* [Set task]: Write every record out again exactly as given.

Dataset records
++++
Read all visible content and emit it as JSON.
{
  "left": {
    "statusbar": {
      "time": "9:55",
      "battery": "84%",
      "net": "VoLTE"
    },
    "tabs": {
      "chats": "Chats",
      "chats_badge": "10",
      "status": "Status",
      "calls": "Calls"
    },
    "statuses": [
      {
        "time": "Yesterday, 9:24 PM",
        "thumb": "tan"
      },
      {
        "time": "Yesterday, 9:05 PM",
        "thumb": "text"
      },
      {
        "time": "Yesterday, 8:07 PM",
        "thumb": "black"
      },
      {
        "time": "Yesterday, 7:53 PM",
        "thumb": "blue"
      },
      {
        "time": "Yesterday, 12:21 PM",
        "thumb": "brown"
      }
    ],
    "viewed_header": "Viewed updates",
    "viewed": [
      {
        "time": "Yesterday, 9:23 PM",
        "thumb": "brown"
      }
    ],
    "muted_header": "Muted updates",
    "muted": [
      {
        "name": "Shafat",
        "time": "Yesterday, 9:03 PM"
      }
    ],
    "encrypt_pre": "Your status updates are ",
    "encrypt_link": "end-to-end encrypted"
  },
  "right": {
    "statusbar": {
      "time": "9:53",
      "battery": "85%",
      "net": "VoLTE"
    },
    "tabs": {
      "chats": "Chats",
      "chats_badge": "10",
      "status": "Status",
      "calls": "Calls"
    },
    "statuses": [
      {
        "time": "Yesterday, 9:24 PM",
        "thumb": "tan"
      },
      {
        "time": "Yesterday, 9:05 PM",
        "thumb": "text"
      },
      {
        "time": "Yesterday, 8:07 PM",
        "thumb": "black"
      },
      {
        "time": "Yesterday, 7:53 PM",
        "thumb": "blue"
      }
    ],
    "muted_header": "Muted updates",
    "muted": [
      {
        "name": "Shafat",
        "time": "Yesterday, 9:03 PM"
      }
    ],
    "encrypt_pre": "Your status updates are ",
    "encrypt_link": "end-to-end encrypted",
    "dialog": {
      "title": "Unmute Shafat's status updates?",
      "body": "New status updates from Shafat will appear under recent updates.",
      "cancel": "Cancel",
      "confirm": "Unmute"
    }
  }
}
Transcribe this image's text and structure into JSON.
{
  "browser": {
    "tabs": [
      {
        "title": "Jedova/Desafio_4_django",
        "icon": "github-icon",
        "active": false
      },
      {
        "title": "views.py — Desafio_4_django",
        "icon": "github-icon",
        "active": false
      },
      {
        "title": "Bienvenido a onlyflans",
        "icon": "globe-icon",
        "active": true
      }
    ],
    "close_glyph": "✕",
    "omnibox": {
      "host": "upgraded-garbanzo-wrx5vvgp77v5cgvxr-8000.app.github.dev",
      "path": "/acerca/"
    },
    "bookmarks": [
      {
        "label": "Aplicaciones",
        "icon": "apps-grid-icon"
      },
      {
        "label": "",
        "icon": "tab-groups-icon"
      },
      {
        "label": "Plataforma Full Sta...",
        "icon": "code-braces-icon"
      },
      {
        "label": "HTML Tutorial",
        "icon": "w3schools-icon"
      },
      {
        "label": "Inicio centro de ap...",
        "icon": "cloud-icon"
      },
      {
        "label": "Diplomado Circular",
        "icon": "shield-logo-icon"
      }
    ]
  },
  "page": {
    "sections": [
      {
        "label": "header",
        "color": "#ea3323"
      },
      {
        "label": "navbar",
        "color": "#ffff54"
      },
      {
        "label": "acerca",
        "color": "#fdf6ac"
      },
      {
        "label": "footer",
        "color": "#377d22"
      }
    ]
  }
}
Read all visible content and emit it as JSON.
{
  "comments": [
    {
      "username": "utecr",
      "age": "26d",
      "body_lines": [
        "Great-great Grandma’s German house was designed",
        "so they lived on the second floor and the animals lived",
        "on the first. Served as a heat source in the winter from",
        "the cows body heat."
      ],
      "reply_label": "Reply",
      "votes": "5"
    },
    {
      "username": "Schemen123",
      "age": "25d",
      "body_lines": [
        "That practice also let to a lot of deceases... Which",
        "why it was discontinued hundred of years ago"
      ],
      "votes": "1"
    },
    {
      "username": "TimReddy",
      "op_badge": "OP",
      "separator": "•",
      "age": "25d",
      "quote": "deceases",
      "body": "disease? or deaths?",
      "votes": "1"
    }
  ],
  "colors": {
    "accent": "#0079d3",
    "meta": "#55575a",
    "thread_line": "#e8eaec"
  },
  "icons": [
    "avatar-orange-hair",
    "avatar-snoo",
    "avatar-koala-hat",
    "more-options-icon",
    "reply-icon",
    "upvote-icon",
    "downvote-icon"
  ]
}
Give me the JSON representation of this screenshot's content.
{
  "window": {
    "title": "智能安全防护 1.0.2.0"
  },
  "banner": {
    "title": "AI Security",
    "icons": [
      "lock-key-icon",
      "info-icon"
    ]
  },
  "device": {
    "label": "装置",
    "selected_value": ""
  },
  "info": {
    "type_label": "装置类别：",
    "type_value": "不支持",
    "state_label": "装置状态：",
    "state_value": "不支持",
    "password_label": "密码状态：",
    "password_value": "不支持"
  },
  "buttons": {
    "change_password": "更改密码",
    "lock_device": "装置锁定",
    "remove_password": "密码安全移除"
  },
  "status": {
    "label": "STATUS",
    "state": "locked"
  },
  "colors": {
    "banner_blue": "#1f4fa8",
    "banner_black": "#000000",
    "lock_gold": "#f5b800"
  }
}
++++
* [Task result]:
Read all visible content and emit it as JSON.
{
  "left": {
    "statusbar": {
      "time": "9:55",
      "battery": "84%",
      "net": "VoLTE"
    },
    "tabs": {
      "chats": "Chats",
      "chats_badge": "10",
      "status": "Status",
      "calls": "Calls"
    },
    "statuses": [
      {
        "time": "Yesterday, 9:24 PM",
        "thumb": "tan"
      },
      {
        "time": "Yesterday, 9:05 PM",
        "thumb": "text"
      },
      {
        "time": "Yesterday, 8:07 PM",
        "thumb": "black"
      },
      {
        "time": "Yesterday, 7:53 PM",
        "thumb": "blue"
      },
      {
        "time": "Yesterday, 12:21 PM",
        "thumb": "brown"
      }
    ],
    "viewed_header": "Viewed updates",
    "viewed": [
      {
        "time": "Yesterday, 9:23 PM",
        "thumb": "brown"
      }
    ],
    "muted_header": "Muted updates",
    "muted": [
      {
        "name": "Shafat",
        "time": "Yesterday, 9:03 PM"
      }
    ],
    "encrypt_pre": "Your status updates are ",
    "encrypt_link": "end-to-end encrypted"
  },
  "right": {
    "statusbar": {
      "time": "9:53",
      "battery": "85%",
      "net": "VoLTE"
    },
    "tabs": {
      "chats": "Chats",
      "chats_badge": "10",
      "status": "Status",
      "calls": "Calls"
    },
    "statuses": [
      {
        "time": "Yesterday, 9:24 PM",
        "thumb": "tan"
      },
      {
        "time": "Yesterday, 9:05 PM",
        "thumb": "text"
      },
      {
        "time": "Yesterday, 8:07 PM",
        "thumb": "black"
      },
      {
        "time": "Yesterday, 7:53 PM",
        "thumb": "blue"
      }
    ],
    "muted_header": "Muted updates",
    "muted": [
      {
        "name": "Shafat",
        "time": "Yesterday, 9:03 PM"
      }
    ],
    "encrypt_pre": "Your status updates are ",
    "encrypt_link": "end-to-end encrypted",
    "dialog": {
      "title": "Unmute Shafat's status updates?",
      "body": "New status updates from Shafat will appear under recent updates.",
      "cancel": "Cancel",
      "confirm": "Unmute"
    }
  }
}
Transcribe this image's text and structure into JSON.
{
  "browser": {
    "tabs": [
      {
        "title": "Jedova/Desafio_4_django",
        "icon": "github-icon",
        "active": false
      },
      {
        "title": "views.py — Desafio_4_django",
        "icon": "github-icon",
        "active": false
      },
      {
        "title": "Bienvenido a onlyflans",
        "icon": "globe-icon",
        "active": true
      }
    ],
    "close_glyph": "✕",
    "omnibox": {
      "host": "upgraded-garbanzo-wrx5vvgp77v5cgvxr-8000.app.github.dev",
      "path": "/acerca/"
    },
    "bookmarks": [
      {
        "label": "Aplicaciones",
        "icon": "apps-grid-icon"
      },
      {
        "label": "",
        "icon": "tab-groups-icon"
      },
      {
        "label": "Plataforma Full Sta...",
        "icon": "code-braces-icon"
      },
      {
        "label": "HTML Tutorial",
        "icon": "w3schools-icon"
      },
      {
        "label": "Inicio centro de ap...",
        "icon": "cloud-icon"
      },
      {
        "label": "Diplomado Circular",
        "icon": "shield-logo-icon"
      }
    ]
  },
  "page": {
    "sections": [
      {
        "label": "header",
        "color": "#ea3323"
      },
      {
        "label": "navbar",
        "color": "#ffff54"
      },
      {
        "label": "acerca",
        "color": "#fdf6ac"
      },
      {
        "label": "footer",
        "color": "#377d22"
      }
    ]
  }
}
Read all visible content and emit it as JSON.
{
  "comments": [
    {
      "username": "utecr",
      "age": "26d",
      "body_lines": [
        "Great-great Grandma’s German house was designed",
        "so they lived on the second floor and the animals lived",
        "on the first. Served as a heat source in the winter from",
        "the cows body heat."
      ],
      "reply_label": "Reply",
      "votes": "5"
    },
    {
      "username": "Schemen123",
      "age": "25d",
      "body_lines": [
        "That practice also let to a lot of deceases... Which",
        "why it was discontinued hundred of years ago"
      ],
      "votes": "1"
    },
    {
      "username": "TimReddy",
      "op_badge": "OP",
      "separator": "•",
      "age": "25d",
      "quote": "deceases",
      "body": "disease? or deaths?",
      "votes": "1"
    }
  ],
  "colors": {
    "accent": "#0079d3",
    "meta": "#55575a",
    "thread_line": "#e8eaec"
  },
  "icons": [
    "avatar-orange-hair",
    "avatar-snoo",
    "avatar-koala-hat",
    "more-options-icon",
    "reply-icon",
    "upvote-icon",
    "downvote-icon"
  ]
}
Give me the JSON representation of this screenshot's content.
{
  "window": {
    "title": "智能安全防护 1.0.2.0"
  },
  "banner": {
    "title": "AI Security",
    "icons": [
      "lock-key-icon",
      "info-icon"
    ]
  },
  "device": {
    "label": "装置",
    "selected_value": ""
  },
  "info": {
    "type_label": "装置类别：",
    "type_value": "不支持",
    "state_label": "装置状态：",
    "state_value": "不支持",
    "password_label": "密码状态：",
    "password_value": "不支持"
  },
  "buttons": {
    "change_password": "更改密码",
    "lock_device": "装置锁定",
    "remove_password": "密码安全移除"
  },
  "status": {
    "label": "STATUS",
    "state": "locked"
  },
  "colors": {
    "banner_blue": "#1f4fa8",
    "banner_black": "#000000",
    "lock_gold": "#f5b800"
  }
}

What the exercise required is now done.